* Aim of the exercise *
Print the whole listing exactly.

* Exercise materials *
===============
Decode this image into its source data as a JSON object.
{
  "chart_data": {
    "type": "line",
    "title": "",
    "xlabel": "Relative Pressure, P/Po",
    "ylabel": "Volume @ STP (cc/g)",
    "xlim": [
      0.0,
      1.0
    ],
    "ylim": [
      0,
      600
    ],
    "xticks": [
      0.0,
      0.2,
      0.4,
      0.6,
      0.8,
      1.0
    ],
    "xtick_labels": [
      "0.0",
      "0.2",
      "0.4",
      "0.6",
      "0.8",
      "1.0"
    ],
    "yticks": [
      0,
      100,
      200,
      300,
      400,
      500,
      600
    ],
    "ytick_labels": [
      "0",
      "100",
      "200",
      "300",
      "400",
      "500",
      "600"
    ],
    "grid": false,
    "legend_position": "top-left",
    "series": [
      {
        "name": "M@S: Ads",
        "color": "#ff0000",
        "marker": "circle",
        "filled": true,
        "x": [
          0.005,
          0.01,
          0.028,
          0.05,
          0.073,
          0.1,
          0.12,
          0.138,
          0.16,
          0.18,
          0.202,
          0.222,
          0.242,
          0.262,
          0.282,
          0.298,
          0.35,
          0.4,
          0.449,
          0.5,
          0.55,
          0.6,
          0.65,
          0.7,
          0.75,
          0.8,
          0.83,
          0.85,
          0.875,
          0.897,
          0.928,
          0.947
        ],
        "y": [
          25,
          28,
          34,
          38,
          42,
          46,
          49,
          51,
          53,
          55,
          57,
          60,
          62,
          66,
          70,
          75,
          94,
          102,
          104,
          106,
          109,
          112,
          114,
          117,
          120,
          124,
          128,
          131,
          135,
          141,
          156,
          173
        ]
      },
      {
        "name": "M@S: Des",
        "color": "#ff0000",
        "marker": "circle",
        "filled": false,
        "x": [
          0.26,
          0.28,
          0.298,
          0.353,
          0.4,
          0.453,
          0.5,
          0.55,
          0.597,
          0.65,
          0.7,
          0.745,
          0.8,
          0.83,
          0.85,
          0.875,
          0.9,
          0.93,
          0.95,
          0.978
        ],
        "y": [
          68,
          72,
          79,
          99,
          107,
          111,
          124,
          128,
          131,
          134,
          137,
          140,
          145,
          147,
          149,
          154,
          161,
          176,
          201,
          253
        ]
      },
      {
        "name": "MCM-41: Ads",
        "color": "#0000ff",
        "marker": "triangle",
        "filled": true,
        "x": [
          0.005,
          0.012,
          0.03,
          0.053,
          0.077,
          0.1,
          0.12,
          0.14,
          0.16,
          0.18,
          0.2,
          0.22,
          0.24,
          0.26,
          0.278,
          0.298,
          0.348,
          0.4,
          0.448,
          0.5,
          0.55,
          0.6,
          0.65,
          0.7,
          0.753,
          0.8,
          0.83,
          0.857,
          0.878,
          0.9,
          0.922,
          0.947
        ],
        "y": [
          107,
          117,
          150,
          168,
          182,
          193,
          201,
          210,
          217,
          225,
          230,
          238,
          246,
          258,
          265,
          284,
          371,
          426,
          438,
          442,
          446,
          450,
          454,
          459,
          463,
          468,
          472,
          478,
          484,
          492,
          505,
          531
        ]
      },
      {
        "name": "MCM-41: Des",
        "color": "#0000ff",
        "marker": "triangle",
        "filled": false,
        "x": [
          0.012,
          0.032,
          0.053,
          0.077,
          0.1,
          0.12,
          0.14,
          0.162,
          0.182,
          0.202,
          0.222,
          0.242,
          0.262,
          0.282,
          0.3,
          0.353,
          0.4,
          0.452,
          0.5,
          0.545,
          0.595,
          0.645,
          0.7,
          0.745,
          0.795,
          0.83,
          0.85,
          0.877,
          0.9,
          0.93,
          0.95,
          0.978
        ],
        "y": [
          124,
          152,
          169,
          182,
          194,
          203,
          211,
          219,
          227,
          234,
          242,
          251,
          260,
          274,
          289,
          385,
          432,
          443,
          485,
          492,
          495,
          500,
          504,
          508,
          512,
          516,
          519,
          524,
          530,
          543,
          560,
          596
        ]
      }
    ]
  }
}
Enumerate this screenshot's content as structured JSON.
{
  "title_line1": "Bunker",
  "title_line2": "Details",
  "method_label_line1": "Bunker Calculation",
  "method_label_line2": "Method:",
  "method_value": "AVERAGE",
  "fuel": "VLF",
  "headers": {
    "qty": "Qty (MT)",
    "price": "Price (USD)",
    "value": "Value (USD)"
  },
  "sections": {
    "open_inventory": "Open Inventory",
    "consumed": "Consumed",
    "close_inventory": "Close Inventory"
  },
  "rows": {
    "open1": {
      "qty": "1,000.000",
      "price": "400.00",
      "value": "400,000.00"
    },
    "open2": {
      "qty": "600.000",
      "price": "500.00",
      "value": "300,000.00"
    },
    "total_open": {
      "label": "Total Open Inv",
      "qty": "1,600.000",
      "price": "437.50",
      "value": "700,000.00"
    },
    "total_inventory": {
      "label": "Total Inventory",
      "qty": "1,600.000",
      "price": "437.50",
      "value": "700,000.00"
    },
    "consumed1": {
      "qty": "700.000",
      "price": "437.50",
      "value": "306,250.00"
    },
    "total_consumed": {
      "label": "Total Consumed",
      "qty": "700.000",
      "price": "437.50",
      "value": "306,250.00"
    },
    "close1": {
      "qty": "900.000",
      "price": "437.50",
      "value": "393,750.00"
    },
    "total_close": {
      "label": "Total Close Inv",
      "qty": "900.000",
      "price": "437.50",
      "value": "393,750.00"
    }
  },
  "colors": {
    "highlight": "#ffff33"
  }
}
===============
* Problem solution *
Decode this image into its source data as a JSON object.
{
  "chart_data": {
    "type": "line",
    "title": "",
    "xlabel": "Relative Pressure, P/Po",
    "ylabel": "Volume @ STP (cc/g)",
    "xlim": [
      0.0,
      1.0
    ],
    "ylim": [
      0,
      600
    ],
    "xticks": [
      0.0,
      0.2,
      0.4,
      0.6,
      0.8,
      1.0
    ],
    "xtick_labels": [
      "0.0",
      "0.2",
      "0.4",
      "0.6",
      "0.8",
      "1.0"
    ],
    "yticks": [
      0,
      100,
      200,
      300,
      400,
      500,
      600
    ],
    "ytick_labels": [
      "0",
      "100",
      "200",
      "300",
      "400",
      "500",
      "600"
    ],
    "grid": false,
    "legend_position": "top-left",
    "series": [
      {
        "name": "M@S: Ads",
        "color": "#ff0000",
        "marker": "circle",
        "filled": true,
        "x": [
          0.005,
          0.01,
          0.028,
          0.05,
          0.073,
          0.1,
          0.12,
          0.138,
          0.16,
          0.18,
          0.202,
          0.222,
          0.242,
          0.262,
          0.282,
          0.298,
          0.35,
          0.4,
          0.449,
          0.5,
          0.55,
          0.6,
          0.65,
          0.7,
          0.75,
          0.8,
          0.83,
          0.85,
          0.875,
          0.897,
          0.928,
          0.947
        ],
        "y": [
          25,
          28,
          34,
          38,
          42,
          46,
          49,
          51,
          53,
          55,
          57,
          60,
          62,
          66,
          70,
          75,
          94,
          102,
          104,
          106,
          109,
          112,
          114,
          117,
          120,
          124,
          128,
          131,
          135,
          141,
          156,
          173
        ]
      },
      {
        "name": "M@S: Des",
        "color": "#ff0000",
        "marker": "circle",
        "filled": false,
        "x": [
          0.26,
          0.28,
          0.298,
          0.353,
          0.4,
          0.453,
          0.5,
          0.55,
          0.597,
          0.65,
          0.7,
          0.745,
          0.8,
          0.83,
          0.85,
          0.875,
          0.9,
          0.93,
          0.95,
          0.978
        ],
        "y": [
          68,
          72,
          79,
          99,
          107,
          111,
          124,
          128,
          131,
          134,
          137,
          140,
          145,
          147,
          149,
          154,
          161,
          176,
          201,
          253
        ]
      },
      {
        "name": "MCM-41: Ads",
        "color": "#0000ff",
        "marker": "triangle",
        "filled": true,
        "x": [
          0.005,
          0.012,
          0.03,
          0.053,
          0.077,
          0.1,
          0.12,
          0.14,
          0.16,
          0.18,
          0.2,
          0.22,
          0.24,
          0.26,
          0.278,
          0.298,
          0.348,
          0.4,
          0.448,
          0.5,
          0.55,
          0.6,
          0.65,
          0.7,
          0.753,
          0.8,
          0.83,
          0.857,
          0.878,
          0.9,
          0.922,
          0.947
        ],
        "y": [
          107,
          117,
          150,
          168,
          182,
          193,
          201,
          210,
          217,
          225,
          230,
          238,
          246,
          258,
          265,
          284,
          371,
          426,
          438,
          442,
          446,
          450,
          454,
          459,
          463,
          468,
          472,
          478,
          484,
          492,
          505,
          531
        ]
      },
      {
        "name": "MCM-41: Des",
        "color": "#0000ff",
        "marker": "triangle",
        "filled": false,
        "x": [
          0.012,
          0.032,
          0.053,
          0.077,
          0.1,
          0.12,
          0.14,
          0.162,
          0.182,
          0.202,
          0.222,
          0.242,
          0.262,
          0.282,
          0.3,
          0.353,
          0.4,
          0.452,
          0.5,
          0.545,
          0.595,
          0.645,
          0.7,
          0.745,
          0.795,
          0.83,
          0.85,
          0.877,
          0.9,
          0.93,
          0.95,
          0.978
        ],
        "y": [
          124,
          152,
          169,
          182,
          194,
          203,
          211,
          219,
          227,
          234,
          242,
          251,
          260,
          274,
          289,
          385,
          432,
          443,
          485,
          492,
          495,
          500,
          504,
          508,
          512,
          516,
          519,
          524,
          530,
          543,
          560,
          596
        ]
      }
    ]
  }
}
Enumerate this screenshot's content as structured JSON.
{
  "title_line1": "Bunker",
  "title_line2": "Details",
  "method_label_line1": "Bunker Calculation",
  "method_label_line2": "Method:",
  "method_value": "AVERAGE",
  "fuel": "VLF",
  "headers": {
    "qty": "Qty (MT)",
    "price": "Price (USD)",
    "value": "Value (USD)"
  },
  "sections": {
    "open_inventory": "Open Inventory",
    "consumed": "Consumed",
    "close_inventory": "Close Inventory"
  },
  "rows": {
    "open1": {
      "qty": "1,000.000",
      "price": "400.00",
      "value": "400,000.00"
    },
    "open2": {
      "qty": "600.000",
      "price": "500.00",
      "value": "300,000.00"
    },
    "total_open": {
      "label": "Total Open Inv",
      "qty": "1,600.000",
      "price": "437.50",
      "value": "700,000.00"
    },
    "total_inventory": {
      "label": "Total Inventory",
      "qty": "1,600.000",
      "price": "437.50",
      "value": "700,000.00"
    },
    "consumed1": {
      "qty": "700.000",
      "price": "437.50",
      "value": "306,250.00"
    },
    "total_consumed": {
      "label": "Total Consumed",
      "qty": "700.000",
      "price": "437.50",
      "value": "306,250.00"
    },
    "close1": {
      "qty": "900.000",
      "price": "437.50",
      "value": "393,750.00"
    },
    "total_close": {
      "label": "Total Close Inv",
      "qty": "900.000",
      "price": "437.50",
      "value": "393,750.00"
    }
  },
  "colors": {
    "highlight": "#ffff33"
  }
}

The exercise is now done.